PROBLEM REQUIREMENTS ▸ Filter the data for lines with the word "name", then copy every line so identified.

______

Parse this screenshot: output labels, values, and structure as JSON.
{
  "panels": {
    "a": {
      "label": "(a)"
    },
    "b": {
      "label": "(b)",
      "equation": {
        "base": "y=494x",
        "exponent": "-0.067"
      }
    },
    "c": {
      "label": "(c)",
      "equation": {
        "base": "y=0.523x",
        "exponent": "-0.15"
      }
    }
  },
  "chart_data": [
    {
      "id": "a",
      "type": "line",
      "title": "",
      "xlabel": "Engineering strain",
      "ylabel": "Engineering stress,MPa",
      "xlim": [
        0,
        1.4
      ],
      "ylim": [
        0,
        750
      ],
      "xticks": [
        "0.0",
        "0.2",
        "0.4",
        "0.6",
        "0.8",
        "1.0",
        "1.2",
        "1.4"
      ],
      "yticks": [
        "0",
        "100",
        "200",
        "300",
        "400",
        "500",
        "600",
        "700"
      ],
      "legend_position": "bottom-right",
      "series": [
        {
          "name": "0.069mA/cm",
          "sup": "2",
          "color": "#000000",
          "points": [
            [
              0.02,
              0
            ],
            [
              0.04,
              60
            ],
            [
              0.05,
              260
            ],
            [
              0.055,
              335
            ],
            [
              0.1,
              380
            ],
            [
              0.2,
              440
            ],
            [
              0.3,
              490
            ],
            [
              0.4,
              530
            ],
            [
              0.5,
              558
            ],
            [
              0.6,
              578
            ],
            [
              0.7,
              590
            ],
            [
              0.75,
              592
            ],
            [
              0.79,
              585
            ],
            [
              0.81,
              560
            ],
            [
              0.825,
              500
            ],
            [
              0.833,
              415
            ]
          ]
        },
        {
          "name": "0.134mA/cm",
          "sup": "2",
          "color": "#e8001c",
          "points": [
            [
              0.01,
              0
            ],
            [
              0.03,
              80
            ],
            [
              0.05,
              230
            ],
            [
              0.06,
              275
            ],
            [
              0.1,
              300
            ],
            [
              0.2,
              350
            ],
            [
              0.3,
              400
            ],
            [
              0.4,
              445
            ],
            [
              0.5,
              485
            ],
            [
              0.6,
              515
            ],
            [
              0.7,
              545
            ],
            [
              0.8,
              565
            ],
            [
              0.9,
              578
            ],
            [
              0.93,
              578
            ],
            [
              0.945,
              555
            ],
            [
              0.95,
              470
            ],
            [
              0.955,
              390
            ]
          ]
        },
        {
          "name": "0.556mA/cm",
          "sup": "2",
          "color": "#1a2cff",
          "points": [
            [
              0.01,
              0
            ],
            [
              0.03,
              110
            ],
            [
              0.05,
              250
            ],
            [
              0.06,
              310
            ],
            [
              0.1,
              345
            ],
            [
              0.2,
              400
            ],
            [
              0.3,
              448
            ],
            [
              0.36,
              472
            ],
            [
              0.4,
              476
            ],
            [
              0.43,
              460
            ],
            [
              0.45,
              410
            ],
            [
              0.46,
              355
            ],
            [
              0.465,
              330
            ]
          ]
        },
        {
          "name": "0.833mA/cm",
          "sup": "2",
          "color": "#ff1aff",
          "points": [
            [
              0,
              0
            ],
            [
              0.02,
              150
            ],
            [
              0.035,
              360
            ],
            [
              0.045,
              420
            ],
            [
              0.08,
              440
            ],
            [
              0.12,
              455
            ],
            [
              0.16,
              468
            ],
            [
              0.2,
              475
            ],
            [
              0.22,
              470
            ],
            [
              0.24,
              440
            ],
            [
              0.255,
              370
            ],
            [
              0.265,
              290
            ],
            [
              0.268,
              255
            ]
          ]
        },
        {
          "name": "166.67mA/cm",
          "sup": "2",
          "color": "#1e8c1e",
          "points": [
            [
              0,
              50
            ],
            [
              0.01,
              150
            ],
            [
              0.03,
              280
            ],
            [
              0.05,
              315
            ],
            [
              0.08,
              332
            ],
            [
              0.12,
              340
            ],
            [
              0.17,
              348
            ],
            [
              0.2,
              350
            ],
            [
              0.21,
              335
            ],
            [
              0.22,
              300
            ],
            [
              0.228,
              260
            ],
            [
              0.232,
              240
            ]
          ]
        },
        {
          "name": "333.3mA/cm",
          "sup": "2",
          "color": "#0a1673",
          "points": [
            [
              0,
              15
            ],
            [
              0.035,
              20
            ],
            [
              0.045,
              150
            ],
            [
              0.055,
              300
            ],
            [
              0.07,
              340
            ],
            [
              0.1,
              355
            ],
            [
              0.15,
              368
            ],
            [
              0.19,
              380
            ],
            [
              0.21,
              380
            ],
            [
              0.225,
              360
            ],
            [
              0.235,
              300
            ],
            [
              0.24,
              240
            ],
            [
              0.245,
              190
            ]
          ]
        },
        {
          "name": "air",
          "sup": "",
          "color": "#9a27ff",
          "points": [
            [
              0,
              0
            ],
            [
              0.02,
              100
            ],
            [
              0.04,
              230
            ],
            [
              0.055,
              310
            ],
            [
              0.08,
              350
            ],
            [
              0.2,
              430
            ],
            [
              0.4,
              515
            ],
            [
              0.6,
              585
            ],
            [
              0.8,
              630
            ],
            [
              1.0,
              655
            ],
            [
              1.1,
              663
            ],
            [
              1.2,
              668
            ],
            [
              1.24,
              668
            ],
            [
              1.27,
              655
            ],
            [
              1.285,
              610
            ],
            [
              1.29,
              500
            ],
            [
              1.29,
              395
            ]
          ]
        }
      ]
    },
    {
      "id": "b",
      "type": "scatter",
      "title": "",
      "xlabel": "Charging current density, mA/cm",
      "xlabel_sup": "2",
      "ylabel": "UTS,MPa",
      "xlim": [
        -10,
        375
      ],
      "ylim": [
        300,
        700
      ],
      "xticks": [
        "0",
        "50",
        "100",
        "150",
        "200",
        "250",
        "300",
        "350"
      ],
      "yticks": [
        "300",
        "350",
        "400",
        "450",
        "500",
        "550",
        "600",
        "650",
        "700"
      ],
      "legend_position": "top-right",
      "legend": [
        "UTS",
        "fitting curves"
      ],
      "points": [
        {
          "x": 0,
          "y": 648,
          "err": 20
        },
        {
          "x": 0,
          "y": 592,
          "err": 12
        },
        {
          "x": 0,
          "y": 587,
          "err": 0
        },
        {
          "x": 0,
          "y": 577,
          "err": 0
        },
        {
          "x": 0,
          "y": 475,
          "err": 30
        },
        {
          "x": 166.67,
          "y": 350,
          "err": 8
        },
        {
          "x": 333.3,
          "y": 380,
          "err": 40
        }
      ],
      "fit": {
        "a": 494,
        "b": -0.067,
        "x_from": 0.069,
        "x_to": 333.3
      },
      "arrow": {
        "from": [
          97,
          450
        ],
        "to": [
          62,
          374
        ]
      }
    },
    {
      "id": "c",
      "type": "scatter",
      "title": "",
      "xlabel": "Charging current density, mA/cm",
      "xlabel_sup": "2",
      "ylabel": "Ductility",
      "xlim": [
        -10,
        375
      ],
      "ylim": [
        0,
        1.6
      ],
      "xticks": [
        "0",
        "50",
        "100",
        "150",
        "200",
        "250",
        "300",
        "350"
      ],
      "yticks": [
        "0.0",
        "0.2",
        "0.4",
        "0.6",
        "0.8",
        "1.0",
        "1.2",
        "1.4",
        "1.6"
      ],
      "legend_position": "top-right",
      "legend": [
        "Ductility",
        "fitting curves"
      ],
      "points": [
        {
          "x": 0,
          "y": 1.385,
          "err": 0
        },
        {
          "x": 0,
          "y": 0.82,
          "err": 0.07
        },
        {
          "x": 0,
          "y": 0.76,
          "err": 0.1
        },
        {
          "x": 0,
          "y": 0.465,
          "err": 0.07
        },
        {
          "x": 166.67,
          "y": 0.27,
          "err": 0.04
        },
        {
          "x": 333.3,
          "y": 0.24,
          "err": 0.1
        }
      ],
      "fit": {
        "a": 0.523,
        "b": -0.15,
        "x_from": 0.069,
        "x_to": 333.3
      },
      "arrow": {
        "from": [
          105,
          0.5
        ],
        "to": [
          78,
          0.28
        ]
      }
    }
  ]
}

______

WRITTEN SOLUTION ▸
          "name": "0.069mA/cm",
          "name": "0.134mA/cm",
          "name": "0.556mA/cm",
          "name": "0.833mA/cm",
          "name": "166.67mA/cm",
          "name": "333.3mA/cm",
          "name": "air",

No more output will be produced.